Task details
List, from the lines below, each one with "text" in it.

━━━━

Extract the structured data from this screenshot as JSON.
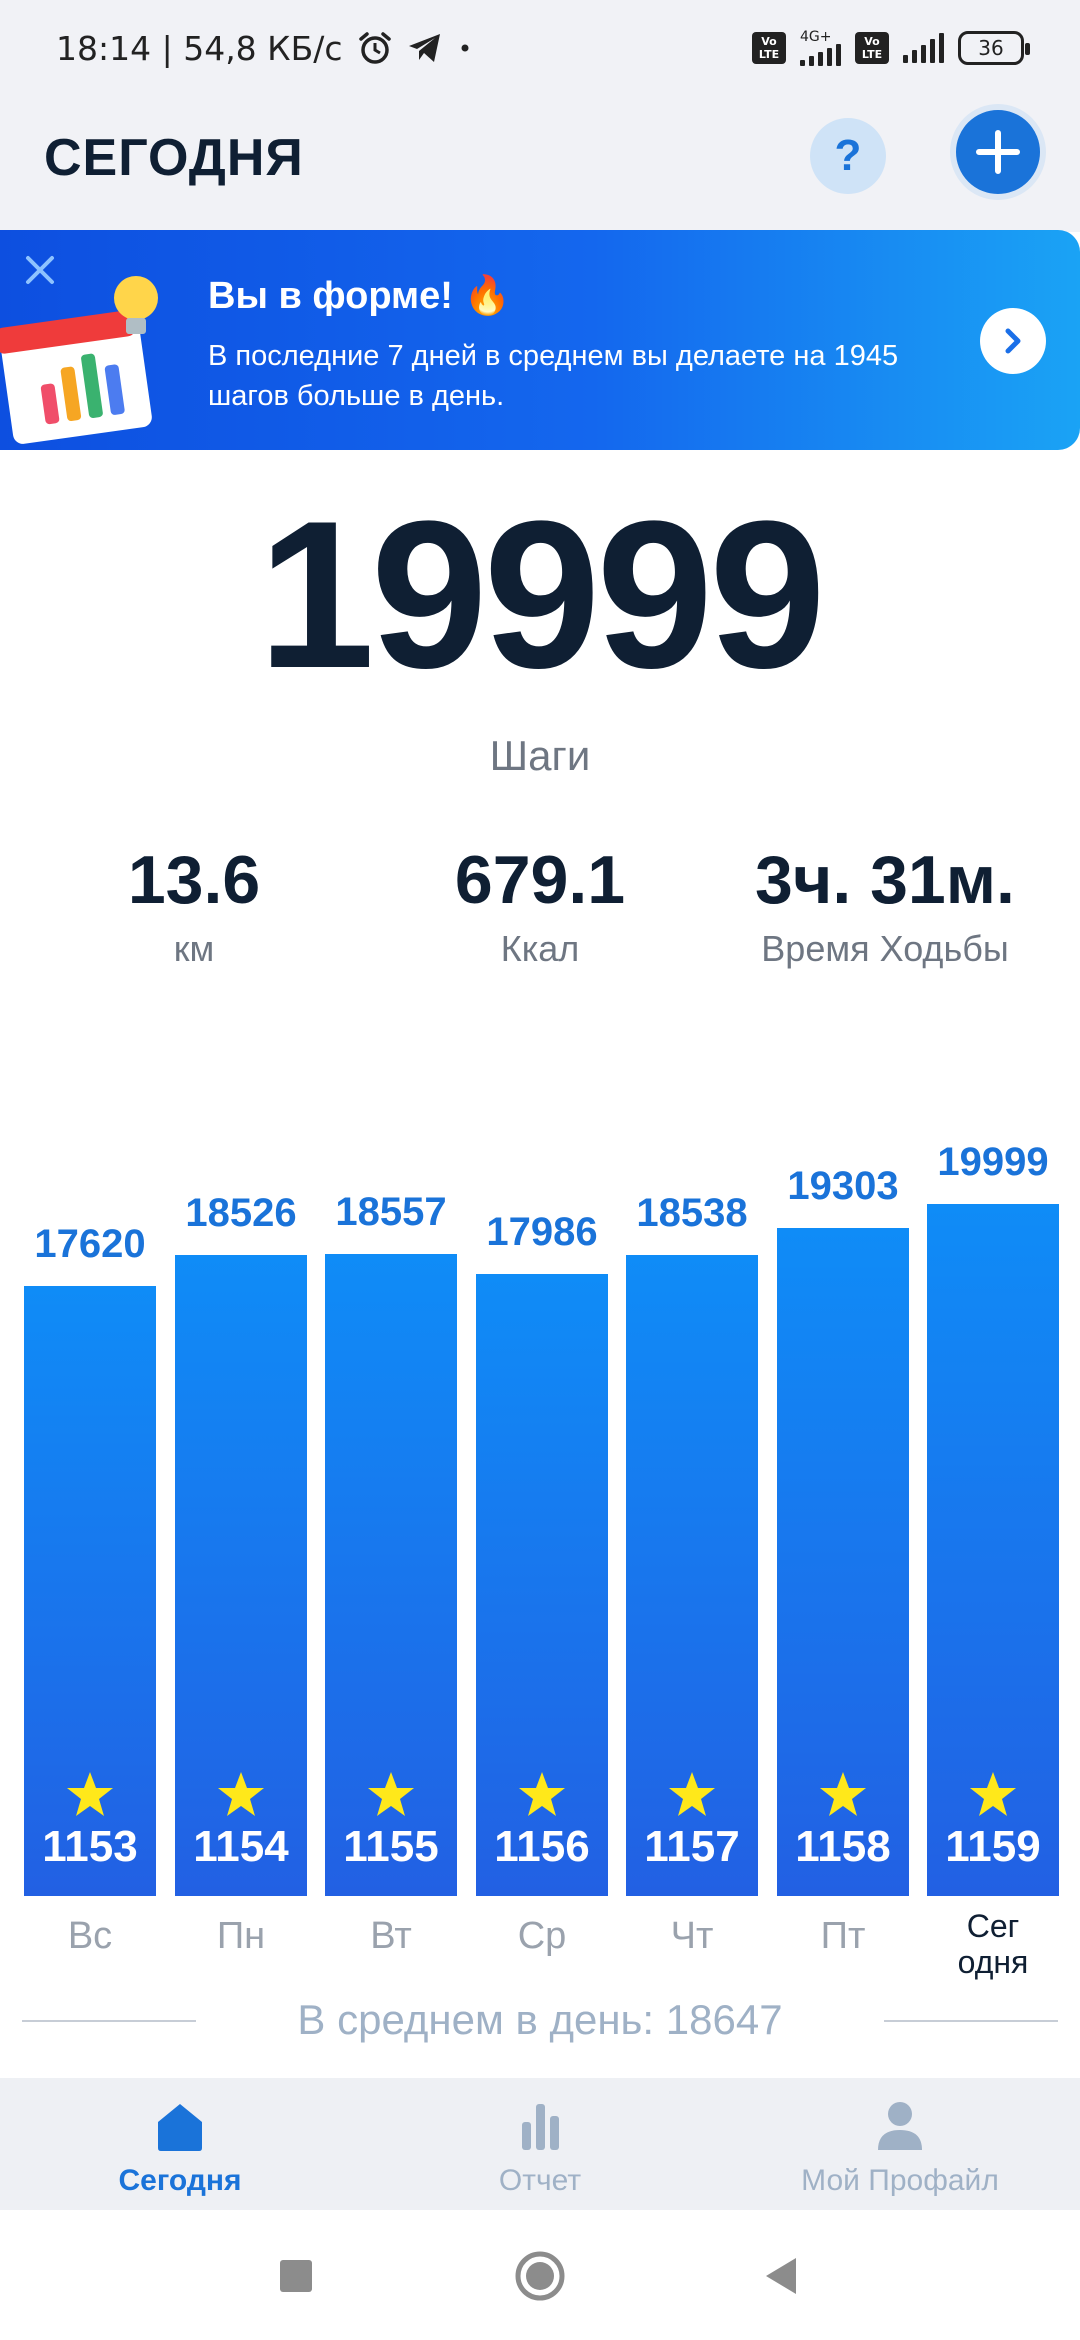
{
  "status_bar": {
    "time_speed": "18:14 | 54,8 КБ/с",
    "volte1": "Vo LTE",
    "net_type": "4G+",
    "volte2": "Vo LTE",
    "battery": "36"
  },
  "header": {
    "title": "СЕГОДНЯ",
    "help_label": "?"
  },
  "banner": {
    "title": "Вы в форме! 🔥",
    "text": "В последние 7 дней в среднем вы делаете на 1945 шагов больше в день."
  },
  "summary": {
    "steps": "19999",
    "steps_label": "Шаги",
    "distance_value": "13.6",
    "distance_unit": "км",
    "calories_value": "679.1",
    "calories_unit": "Ккал",
    "time_value": "3ч. 31м.",
    "time_label": "Время Ходьбы"
  },
  "chart_data": {
    "type": "bar",
    "categories": [
      "Вс",
      "Пн",
      "Вт",
      "Ср",
      "Чт",
      "Пт",
      "Сег одня"
    ],
    "values": [
      17620,
      18526,
      18557,
      17986,
      18538,
      19303,
      19999
    ],
    "bar_bottom_labels": [
      "1153",
      "1154",
      "1155",
      "1156",
      "1157",
      "1158",
      "1159"
    ],
    "ylim": [
      0,
      19999
    ],
    "highlight_index": 6
  },
  "chart_labels": {
    "values": [
      "17620",
      "18526",
      "18557",
      "17986",
      "18538",
      "19303",
      "19999"
    ],
    "days": [
      "Вс",
      "Пн",
      "Вт",
      "Ср",
      "Чт",
      "Пт"
    ],
    "today_line1": "Сег",
    "today_line2": "одня"
  },
  "average": {
    "text": "В среднем в день: 18647"
  },
  "bottom_nav": {
    "today": "Сегодня",
    "report": "Отчет",
    "profile": "Мой Профайл"
  },
  "colors": {
    "accent": "#1a73d9",
    "bar_top": "#0f8cf7",
    "bar_bottom": "#2260e3",
    "star": "#ffe81a"
  }
}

━━━━

Result for this exercise
    "text": "В последние 7 дней в среднем вы делаете на 1945 шагов больше в день."
    "text": "В среднем в день: 18647"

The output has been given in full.